* Exercise task
Extract each line of the material that follows exactly and omit its pictures.

(Records excerpted from a collection)
:::::
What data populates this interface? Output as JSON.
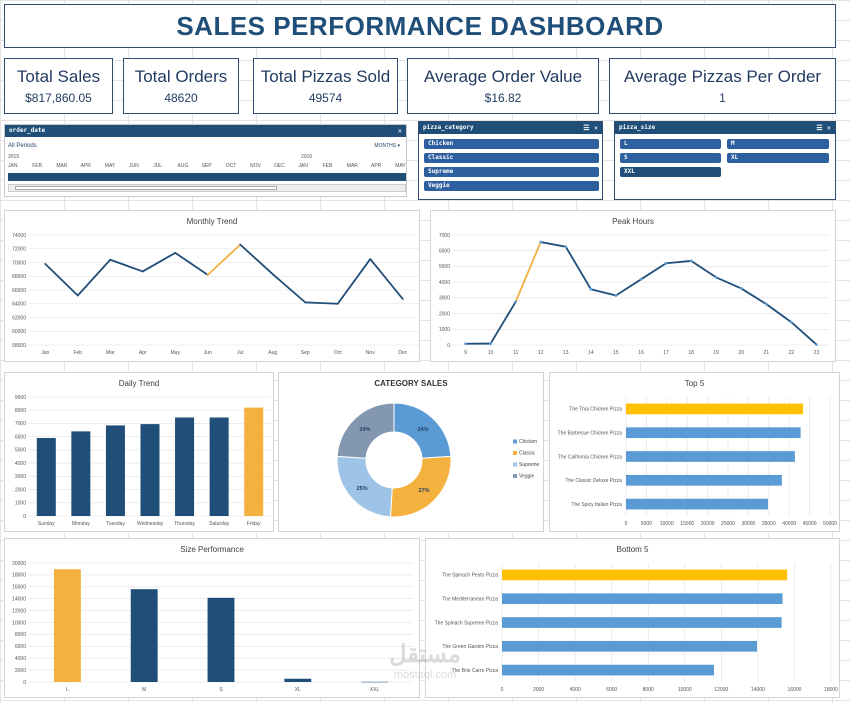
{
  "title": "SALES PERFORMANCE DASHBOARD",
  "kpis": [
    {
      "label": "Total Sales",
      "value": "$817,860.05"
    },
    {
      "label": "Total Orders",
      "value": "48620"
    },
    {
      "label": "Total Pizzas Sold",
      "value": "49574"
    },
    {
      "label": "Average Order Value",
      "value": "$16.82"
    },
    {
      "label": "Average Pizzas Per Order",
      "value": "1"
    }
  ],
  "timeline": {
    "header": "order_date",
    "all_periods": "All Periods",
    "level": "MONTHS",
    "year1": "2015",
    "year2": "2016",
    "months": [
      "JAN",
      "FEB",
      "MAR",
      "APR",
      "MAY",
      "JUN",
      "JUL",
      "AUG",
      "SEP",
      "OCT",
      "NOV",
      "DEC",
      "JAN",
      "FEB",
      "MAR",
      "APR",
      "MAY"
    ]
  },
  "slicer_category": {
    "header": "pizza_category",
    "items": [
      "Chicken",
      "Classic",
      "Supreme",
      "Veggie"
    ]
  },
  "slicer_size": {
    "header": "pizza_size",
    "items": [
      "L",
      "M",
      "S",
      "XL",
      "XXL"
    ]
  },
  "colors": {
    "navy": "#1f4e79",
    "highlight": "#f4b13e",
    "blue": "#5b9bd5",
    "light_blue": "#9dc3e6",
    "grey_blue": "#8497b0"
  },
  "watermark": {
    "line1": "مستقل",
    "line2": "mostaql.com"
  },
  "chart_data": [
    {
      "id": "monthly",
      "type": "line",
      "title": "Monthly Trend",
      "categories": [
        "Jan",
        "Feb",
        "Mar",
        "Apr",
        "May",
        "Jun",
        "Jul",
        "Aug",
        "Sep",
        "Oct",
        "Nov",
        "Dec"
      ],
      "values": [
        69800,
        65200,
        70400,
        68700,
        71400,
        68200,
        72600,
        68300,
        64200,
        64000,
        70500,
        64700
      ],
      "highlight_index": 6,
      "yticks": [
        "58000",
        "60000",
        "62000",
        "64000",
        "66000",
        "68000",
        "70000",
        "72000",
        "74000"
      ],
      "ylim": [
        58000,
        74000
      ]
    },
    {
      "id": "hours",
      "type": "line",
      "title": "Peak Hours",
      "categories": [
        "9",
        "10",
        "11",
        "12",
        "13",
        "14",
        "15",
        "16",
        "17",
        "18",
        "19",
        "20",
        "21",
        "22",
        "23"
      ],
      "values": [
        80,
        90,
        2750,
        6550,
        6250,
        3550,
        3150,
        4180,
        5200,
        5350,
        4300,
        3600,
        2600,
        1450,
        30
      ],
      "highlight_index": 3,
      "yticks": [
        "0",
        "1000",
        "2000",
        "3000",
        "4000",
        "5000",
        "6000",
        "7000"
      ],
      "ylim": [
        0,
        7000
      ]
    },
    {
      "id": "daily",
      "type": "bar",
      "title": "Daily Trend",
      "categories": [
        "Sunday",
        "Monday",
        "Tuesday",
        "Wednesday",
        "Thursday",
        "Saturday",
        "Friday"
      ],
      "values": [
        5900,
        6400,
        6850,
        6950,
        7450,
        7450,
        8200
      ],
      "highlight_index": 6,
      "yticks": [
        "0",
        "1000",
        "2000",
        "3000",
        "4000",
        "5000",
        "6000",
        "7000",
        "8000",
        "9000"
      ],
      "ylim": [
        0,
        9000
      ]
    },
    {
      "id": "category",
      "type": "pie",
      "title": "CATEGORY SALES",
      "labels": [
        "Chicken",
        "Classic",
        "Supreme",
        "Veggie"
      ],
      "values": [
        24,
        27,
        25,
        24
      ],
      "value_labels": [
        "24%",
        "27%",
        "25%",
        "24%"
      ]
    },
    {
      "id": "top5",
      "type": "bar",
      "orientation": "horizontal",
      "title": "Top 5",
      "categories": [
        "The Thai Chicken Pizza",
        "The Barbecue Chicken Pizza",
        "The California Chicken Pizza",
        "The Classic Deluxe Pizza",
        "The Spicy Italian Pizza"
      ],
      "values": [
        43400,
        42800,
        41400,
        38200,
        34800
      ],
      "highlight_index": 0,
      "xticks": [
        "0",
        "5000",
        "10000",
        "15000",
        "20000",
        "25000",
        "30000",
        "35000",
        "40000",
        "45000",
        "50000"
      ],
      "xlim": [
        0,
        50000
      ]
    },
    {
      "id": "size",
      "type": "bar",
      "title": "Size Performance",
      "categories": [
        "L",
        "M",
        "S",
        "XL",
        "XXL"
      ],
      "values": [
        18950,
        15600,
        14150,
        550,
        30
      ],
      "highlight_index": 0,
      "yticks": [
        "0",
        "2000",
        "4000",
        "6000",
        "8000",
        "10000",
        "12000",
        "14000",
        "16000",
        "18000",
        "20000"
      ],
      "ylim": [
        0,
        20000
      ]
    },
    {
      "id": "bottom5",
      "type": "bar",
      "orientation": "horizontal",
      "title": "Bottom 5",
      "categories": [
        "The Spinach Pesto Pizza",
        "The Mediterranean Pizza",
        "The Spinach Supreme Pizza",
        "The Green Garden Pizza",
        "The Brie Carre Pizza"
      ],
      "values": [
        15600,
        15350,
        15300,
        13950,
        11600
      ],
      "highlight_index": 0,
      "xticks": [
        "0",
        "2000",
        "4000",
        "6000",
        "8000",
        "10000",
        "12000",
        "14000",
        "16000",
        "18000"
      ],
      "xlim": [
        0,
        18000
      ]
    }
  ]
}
:::::
* Worked answer
What data populates this interface? Output as JSON.
{
  "title": "SALES PERFORMANCE DASHBOARD",
  "kpis": [
    {
      "label": "Total Sales",
      "value": "$817,860.05"
    },
    {
      "label": "Total Orders",
      "value": "48620"
    },
    {
      "label": "Total Pizzas Sold",
      "value": "49574"
    },
    {
      "label": "Average Order Value",
      "value": "$16.82"
    },
    {
      "label": "Average Pizzas Per Order",
      "value": "1"
    }
  ],
  "timeline": {
    "header": "order_date",
    "all_periods": "All Periods",
    "level": "MONTHS",
    "year1": "2015",
    "year2": "2016",
    "months": [
      "JAN",
      "FEB",
      "MAR",
      "APR",
      "MAY",
      "JUN",
      "JUL",
      "AUG",
      "SEP",
      "OCT",
      "NOV",
      "DEC",
      "JAN",
      "FEB",
      "MAR",
      "APR",
      "MAY"
    ]
  },
  "slicer_category": {
    "header": "pizza_category",
    "items": [
      "Chicken",
      "Classic",
      "Supreme",
      "Veggie"
    ]
  },
  "slicer_size": {
    "header": "pizza_size",
    "items": [
      "L",
      "M",
      "S",
      "XL",
      "XXL"
    ]
  },
  "colors": {
    "navy": "#1f4e79",
    "highlight": "#f4b13e",
    "blue": "#5b9bd5",
    "light_blue": "#9dc3e6",
    "grey_blue": "#8497b0"
  },
  "watermark": {
    "line1": "مستقل",
    "line2": "mostaql.com"
  },
  "chart_data": [
    {
      "id": "monthly",
      "type": "line",
      "title": "Monthly Trend",
      "categories": [
        "Jan",
        "Feb",
        "Mar",
        "Apr",
        "May",
        "Jun",
        "Jul",
        "Aug",
        "Sep",
        "Oct",
        "Nov",
        "Dec"
      ],
      "values": [
        69800,
        65200,
        70400,
        68700,
        71400,
        68200,
        72600,
        68300,
        64200,
        64000,
        70500,
        64700
      ],
      "highlight_index": 6,
      "yticks": [
        "58000",
        "60000",
        "62000",
        "64000",
        "66000",
        "68000",
        "70000",
        "72000",
        "74000"
      ],
      "ylim": [
        58000,
        74000
      ]
    },
    {
      "id": "hours",
      "type": "line",
      "title": "Peak Hours",
      "categories": [
        "9",
        "10",
        "11",
        "12",
        "13",
        "14",
        "15",
        "16",
        "17",
        "18",
        "19",
        "20",
        "21",
        "22",
        "23"
      ],
      "values": [
        80,
        90,
        2750,
        6550,
        6250,
        3550,
        3150,
        4180,
        5200,
        5350,
        4300,
        3600,
        2600,
        1450,
        30
      ],
      "highlight_index": 3,
      "yticks": [
        "0",
        "1000",
        "2000",
        "3000",
        "4000",
        "5000",
        "6000",
        "7000"
      ],
      "ylim": [
        0,
        7000
      ]
    },
    {
      "id": "daily",
      "type": "bar",
      "title": "Daily Trend",
      "categories": [
        "Sunday",
        "Monday",
        "Tuesday",
        "Wednesday",
        "Thursday",
        "Saturday",
        "Friday"
      ],
      "values": [
        5900,
        6400,
        6850,
        6950,
        7450,
        7450,
        8200
      ],
      "highlight_index": 6,
      "yticks": [
        "0",
        "1000",
        "2000",
        "3000",
        "4000",
        "5000",
        "6000",
        "7000",
        "8000",
        "9000"
      ],
      "ylim": [
        0,
        9000
      ]
    },
    {
      "id": "category",
      "type": "pie",
      "title": "CATEGORY SALES",
      "labels": [
        "Chicken",
        "Classic",
        "Supreme",
        "Veggie"
      ],
      "values": [
        24,
        27,
        25,
        24
      ],
      "value_labels": [
        "24%",
        "27%",
        "25%",
        "24%"
      ]
    },
    {
      "id": "top5",
      "type": "bar",
      "orientation": "horizontal",
      "title": "Top 5",
      "categories": [
        "The Thai Chicken Pizza",
        "The Barbecue Chicken Pizza",
        "The California Chicken Pizza",
        "The Classic Deluxe Pizza",
        "The Spicy Italian Pizza"
      ],
      "values": [
        43400,
        42800,
        41400,
        38200,
        34800
      ],
      "highlight_index": 0,
      "xticks": [
        "0",
        "5000",
        "10000",
        "15000",
        "20000",
        "25000",
        "30000",
        "35000",
        "40000",
        "45000",
        "50000"
      ],
      "xlim": [
        0,
        50000
      ]
    },
    {
      "id": "size",
      "type": "bar",
      "title": "Size Performance",
      "categories": [
        "L",
        "M",
        "S",
        "XL",
        "XXL"
      ],
      "values": [
        18950,
        15600,
        14150,
        550,
        30
      ],
      "highlight_index": 0,
      "yticks": [
        "0",
        "2000",
        "4000",
        "6000",
        "8000",
        "10000",
        "12000",
        "14000",
        "16000",
        "18000",
        "20000"
      ],
      "ylim": [
        0,
        20000
      ]
    },
    {
      "id": "bottom5",
      "type": "bar",
      "orientation": "horizontal",
      "title": "Bottom 5",
      "categories": [
        "The Spinach Pesto Pizza",
        "The Mediterranean Pizza",
        "The Spinach Supreme Pizza",
        "The Green Garden Pizza",
        "The Brie Carre Pizza"
      ],
      "values": [
        15600,
        15350,
        15300,
        13950,
        11600
      ],
      "highlight_index": 0,
      "xticks": [
        "0",
        "2000",
        "4000",
        "6000",
        "8000",
        "10000",
        "12000",
        "14000",
        "16000",
        "18000"
      ],
      "xlim": [
        0,
        18000
      ]
    }
  ]
}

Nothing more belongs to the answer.